WHAT IS NEEDED:
State how many lines in the records hold the word "Conference", giving the number and no other text.

--- BEGIN AVAILABLE RECORDS ---

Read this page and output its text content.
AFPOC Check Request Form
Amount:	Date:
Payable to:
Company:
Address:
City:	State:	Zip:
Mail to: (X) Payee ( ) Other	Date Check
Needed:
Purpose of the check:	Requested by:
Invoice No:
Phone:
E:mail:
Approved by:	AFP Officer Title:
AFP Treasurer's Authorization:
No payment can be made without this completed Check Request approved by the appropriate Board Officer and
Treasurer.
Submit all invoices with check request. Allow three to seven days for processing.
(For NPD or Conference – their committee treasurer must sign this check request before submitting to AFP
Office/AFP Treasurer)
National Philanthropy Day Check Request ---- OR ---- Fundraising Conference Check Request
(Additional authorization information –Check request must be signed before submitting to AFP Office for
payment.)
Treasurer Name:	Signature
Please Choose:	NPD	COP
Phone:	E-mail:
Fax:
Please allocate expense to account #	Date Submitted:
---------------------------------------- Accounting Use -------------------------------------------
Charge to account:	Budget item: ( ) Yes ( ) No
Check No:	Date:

--- END AVAILABLE RECORDS ---

FINAL RESULT:
2